» **SHORT PROBLEM**:
Gather all lines with the word "values" in them.

» **EXTRACTED MATERIAL**:
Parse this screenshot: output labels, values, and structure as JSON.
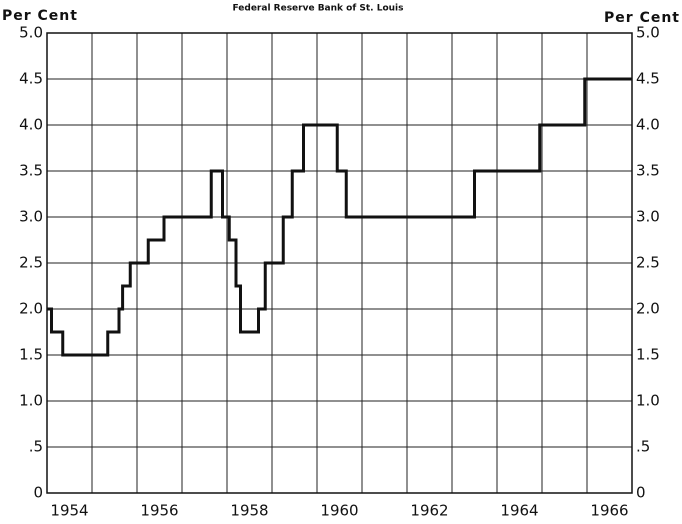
{
  "chart_data": {
    "type": "step",
    "title": "Federal Reserve Bank of St. Louis",
    "y_label": "Per Cent",
    "y2_label": "Per Cent",
    "x": [
      1954.0,
      1954.1,
      1954.35,
      1955.35,
      1955.6,
      1955.68,
      1955.85,
      1956.25,
      1956.6,
      1957.65,
      1957.9,
      1958.05,
      1958.2,
      1958.3,
      1958.7,
      1958.85,
      1959.25,
      1959.45,
      1959.7,
      1960.45,
      1960.65,
      1963.5,
      1964.95,
      1965.95,
      1967.0
    ],
    "values": [
      2.0,
      1.75,
      1.5,
      1.75,
      2.0,
      2.25,
      2.5,
      2.75,
      3.0,
      3.5,
      3.0,
      2.75,
      2.25,
      1.75,
      2.0,
      2.5,
      3.0,
      3.5,
      4.0,
      3.5,
      3.0,
      3.5,
      4.0,
      4.5,
      4.5
    ],
    "color": "#111111",
    "xlim": [
      1954,
      1967
    ],
    "xticks": [
      {
        "value": 1954.5,
        "label": "1954"
      },
      {
        "value": 1956.5,
        "label": "1956"
      },
      {
        "value": 1958.5,
        "label": "1958"
      },
      {
        "value": 1960.5,
        "label": "1960"
      },
      {
        "value": 1962.5,
        "label": "1962"
      },
      {
        "value": 1964.5,
        "label": "1964"
      },
      {
        "value": 1966.5,
        "label": "1966"
      }
    ],
    "xgrid": [
      1955,
      1956,
      1957,
      1958,
      1959,
      1960,
      1961,
      1962,
      1963,
      1964,
      1965,
      1966
    ],
    "ylim": [
      0,
      5
    ],
    "yticks": [
      0,
      {
        "value": 0.5,
        "label": ".5"
      },
      {
        "value": 1,
        "label": "1.0"
      },
      1.5,
      {
        "value": 2,
        "label": "2.0"
      },
      2.5,
      {
        "value": 3,
        "label": "3.0"
      },
      3.5,
      {
        "value": 4,
        "label": "4.0"
      },
      4.5,
      {
        "value": 5,
        "label": "5.0"
      }
    ],
    "grid": true
  }
}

» **RESPONSE TO THE EXERCISE**:
Parse this screenshot: output labels, values, and structure as JSON.
    "values": [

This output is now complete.